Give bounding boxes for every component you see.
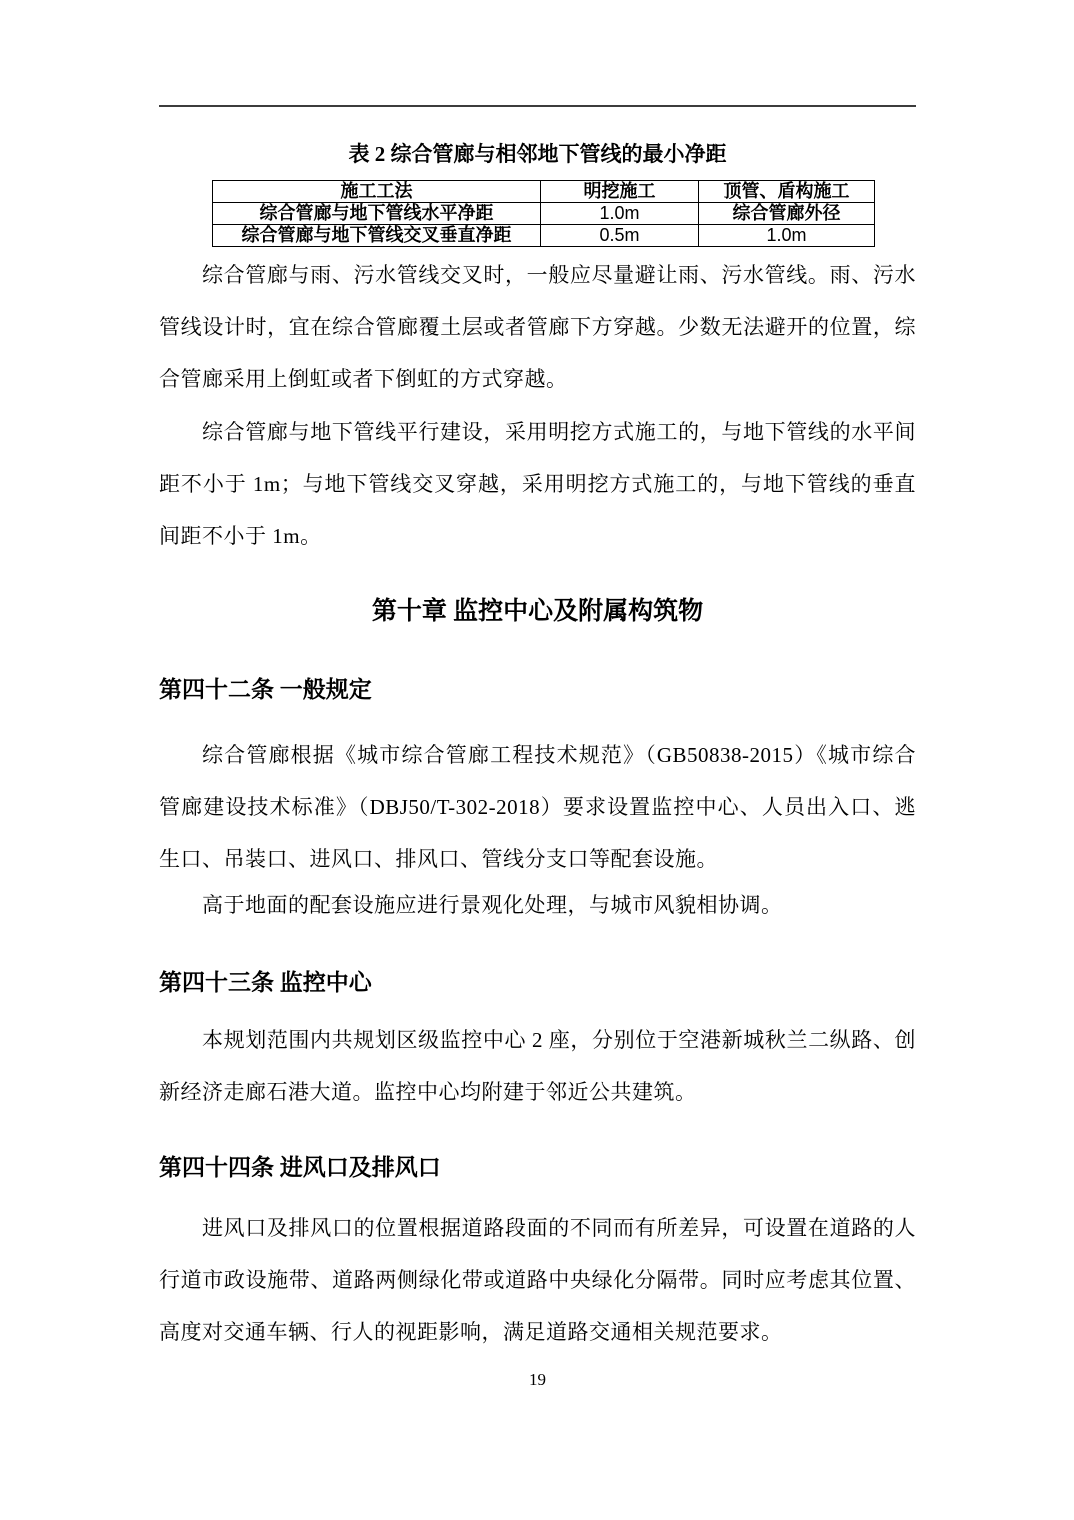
table-cell: 1.0m [541, 203, 699, 225]
table-cell: 综合管廊外径 [699, 203, 875, 225]
section-heading-44: 第四十四条 进风口及排风口 [159, 1146, 916, 1190]
page-number: 19 [159, 1368, 916, 1392]
table-caption: 表 2 综合管廊与相邻地下管线的最小净距 [159, 140, 916, 168]
paragraph: 进风口及排风口的位置根据道路段面的不同而有所差异，可设置在道路的人行道市政设施带… [159, 1202, 916, 1358]
table-header-cell: 明挖施工 [541, 181, 699, 203]
paragraph: 综合管廊与雨、污水管线交叉时，一般应尽量避让雨、污水管线。雨、污水管线设计时，宜… [159, 249, 916, 405]
chapter-title: 第十章 监控中心及附属构筑物 [159, 590, 916, 634]
header-divider [159, 105, 916, 107]
table-header-row: 施工工法 明挖施工 顶管、盾构施工 [213, 181, 875, 203]
clearance-table: 施工工法 明挖施工 顶管、盾构施工 综合管廊与地下管线水平净距 1.0m 综合管… [212, 180, 875, 247]
table-header-cell: 顶管、盾构施工 [699, 181, 875, 203]
table-cell: 0.5m [541, 225, 699, 247]
table-header-cell: 施工工法 [213, 181, 541, 203]
paragraph: 综合管廊根据《城市综合管廊工程技术规范》（GB50838-2015）《城市综合管… [159, 729, 916, 885]
table-row: 综合管廊与地下管线水平净距 1.0m 综合管廊外径 [213, 203, 875, 225]
paragraph: 高于地面的配套设施应进行景观化处理，与城市风貌相协调。 [159, 879, 916, 931]
table-cell: 综合管廊与地下管线交叉垂直净距 [213, 225, 541, 247]
table-row: 综合管廊与地下管线交叉垂直净距 0.5m 1.0m [213, 225, 875, 247]
paragraph: 本规划范围内共规划区级监控中心 2 座，分别位于空港新城秋兰二纵路、创新经济走廊… [159, 1014, 916, 1118]
section-heading-43: 第四十三条 监控中心 [159, 961, 916, 1005]
document-page: 表 2 综合管廊与相邻地下管线的最小净距 施工工法 明挖施工 顶管、盾构施工 综… [0, 0, 1074, 1520]
table-cell: 1.0m [699, 225, 875, 247]
section-heading-42: 第四十二条 一般规定 [159, 668, 916, 712]
table-cell: 综合管廊与地下管线水平净距 [213, 203, 541, 225]
paragraph: 综合管廊与地下管线平行建设，采用明挖方式施工的，与地下管线的水平间距不小于 1m… [159, 406, 916, 562]
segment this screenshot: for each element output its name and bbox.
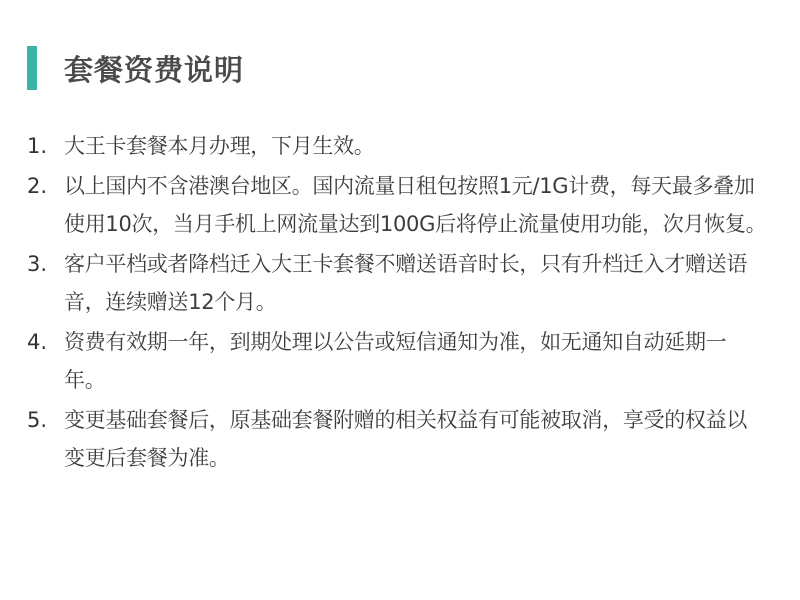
rule-number: 4. bbox=[27, 323, 64, 399]
rule-text: 客户平档或者降档迁入大王卡套餐不赠送语音时长，只有升档迁入才赠送语音，连续赠送1… bbox=[64, 245, 767, 321]
rule-number: 3. bbox=[27, 245, 64, 321]
fee-rules-list: 1. 大王卡套餐本月办理，下月生效。 2. 以上国内不含港澳台地区。国内流量日租… bbox=[27, 127, 767, 479]
rule-text: 以上国内不含港澳台地区。国内流量日租包按照1元/1G计费，每天最多叠加使用10次… bbox=[64, 167, 767, 243]
rule-text: 变更基础套餐后，原基础套餐附赠的相关权益有可能被取消，享受的权益以变更后套餐为准… bbox=[64, 401, 767, 477]
rule-item: 3. 客户平档或者降档迁入大王卡套餐不赠送语音时长，只有升档迁入才赠送语音，连续… bbox=[27, 245, 767, 321]
page-title: 套餐资费说明 bbox=[64, 48, 244, 89]
rule-item: 5. 变更基础套餐后，原基础套餐附赠的相关权益有可能被取消，享受的权益以变更后套… bbox=[27, 401, 767, 477]
rule-number: 5. bbox=[27, 401, 64, 477]
rule-item: 1. 大王卡套餐本月办理，下月生效。 bbox=[27, 127, 767, 165]
accent-bar bbox=[27, 46, 37, 90]
rule-text: 大王卡套餐本月办理，下月生效。 bbox=[64, 127, 767, 165]
rule-number: 2. bbox=[27, 167, 64, 243]
section-header: 套餐资费说明 bbox=[27, 46, 244, 90]
rule-text: 资费有效期一年，到期处理以公告或短信通知为准，如无通知自动延期一年。 bbox=[64, 323, 767, 399]
rule-item: 4. 资费有效期一年，到期处理以公告或短信通知为准，如无通知自动延期一年。 bbox=[27, 323, 767, 399]
rule-number: 1. bbox=[27, 127, 64, 165]
rule-item: 2. 以上国内不含港澳台地区。国内流量日租包按照1元/1G计费，每天最多叠加使用… bbox=[27, 167, 767, 243]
+---+
Exercise aim: Copy every line of the listing above word for word, leaving out the picture placeholders.

Task answer:
Give bounding boxes for every component you see.
table-cell: 1.0m [541, 203, 699, 225]
table-cell: 综合管廊外径 [699, 203, 875, 225]
section-heading-44: 第四十四条 进风口及排风口 [159, 1146, 916, 1190]
page-number: 19 [159, 1368, 916, 1392]
table-caption: 表 2 综合管廊与相邻地下管线的最小净距 [159, 140, 916, 168]
paragraph: 进风口及排风口的位置根据道路段面的不同而有所差异，可设置在道路的人行道市政设施带… [159, 1202, 916, 1358]
table-header-cell: 明挖施工 [541, 181, 699, 203]
paragraph: 综合管廊与雨、污水管线交叉时，一般应尽量避让雨、污水管线。雨、污水管线设计时，宜… [159, 249, 916, 405]
chapter-title: 第十章 监控中心及附属构筑物 [159, 590, 916, 634]
header-divider [159, 105, 916, 107]
table-header-row: 施工工法 明挖施工 顶管、盾构施工 [213, 181, 875, 203]
clearance-table: 施工工法 明挖施工 顶管、盾构施工 综合管廊与地下管线水平净距 1.0m 综合管… [212, 180, 875, 247]
table-header-cell: 顶管、盾构施工 [699, 181, 875, 203]
table-cell: 0.5m [541, 225, 699, 247]
table-header-cell: 施工工法 [213, 181, 541, 203]
paragraph: 综合管廊根据《城市综合管廊工程技术规范》（GB50838-2015）《城市综合管… [159, 729, 916, 885]
table-row: 综合管廊与地下管线水平净距 1.0m 综合管廊外径 [213, 203, 875, 225]
paragraph: 高于地面的配套设施应进行景观化处理，与城市风貌相协调。 [159, 879, 916, 931]
table-cell: 综合管廊与地下管线交叉垂直净距 [213, 225, 541, 247]
table-row: 综合管廊与地下管线交叉垂直净距 0.5m 1.0m [213, 225, 875, 247]
paragraph: 本规划范围内共规划区级监控中心 2 座，分别位于空港新城秋兰二纵路、创新经济走廊… [159, 1014, 916, 1118]
section-heading-43: 第四十三条 监控中心 [159, 961, 916, 1005]
document-page: 表 2 综合管廊与相邻地下管线的最小净距 施工工法 明挖施工 顶管、盾构施工 综… [0, 0, 1074, 1520]
table-cell: 1.0m [699, 225, 875, 247]
section-heading-42: 第四十二条 一般规定 [159, 668, 916, 712]
table-cell: 综合管廊与地下管线水平净距 [213, 203, 541, 225]
paragraph: 综合管廊与地下管线平行建设，采用明挖方式施工的，与地下管线的水平间距不小于 1m… [159, 406, 916, 562]
segment this screenshot: for each element output its name and bbox.
rule-number: 4. bbox=[27, 323, 64, 399]
rule-text: 客户平档或者降档迁入大王卡套餐不赠送语音时长，只有升档迁入才赠送语音，连续赠送1… bbox=[64, 245, 767, 321]
rule-number: 3. bbox=[27, 245, 64, 321]
fee-rules-list: 1. 大王卡套餐本月办理，下月生效。 2. 以上国内不含港澳台地区。国内流量日租… bbox=[27, 127, 767, 479]
rule-text: 以上国内不含港澳台地区。国内流量日租包按照1元/1G计费，每天最多叠加使用10次… bbox=[64, 167, 767, 243]
rule-text: 变更基础套餐后，原基础套餐附赠的相关权益有可能被取消，享受的权益以变更后套餐为准… bbox=[64, 401, 767, 477]
rule-item: 3. 客户平档或者降档迁入大王卡套餐不赠送语音时长，只有升档迁入才赠送语音，连续… bbox=[27, 245, 767, 321]
page-title: 套餐资费说明 bbox=[64, 48, 244, 89]
rule-item: 5. 变更基础套餐后，原基础套餐附赠的相关权益有可能被取消，享受的权益以变更后套… bbox=[27, 401, 767, 477]
rule-number: 5. bbox=[27, 401, 64, 477]
rule-item: 1. 大王卡套餐本月办理，下月生效。 bbox=[27, 127, 767, 165]
accent-bar bbox=[27, 46, 37, 90]
rule-text: 大王卡套餐本月办理，下月生效。 bbox=[64, 127, 767, 165]
rule-number: 2. bbox=[27, 167, 64, 243]
section-header: 套餐资费说明 bbox=[27, 46, 244, 90]
rule-text: 资费有效期一年，到期处理以公告或短信通知为准，如无通知自动延期一年。 bbox=[64, 323, 767, 399]
rule-item: 4. 资费有效期一年，到期处理以公告或短信通知为准，如无通知自动延期一年。 bbox=[27, 323, 767, 399]
rule-number: 1. bbox=[27, 127, 64, 165]
rule-item: 2. 以上国内不含港澳台地区。国内流量日租包按照1元/1G计费，每天最多叠加使用… bbox=[27, 167, 767, 243]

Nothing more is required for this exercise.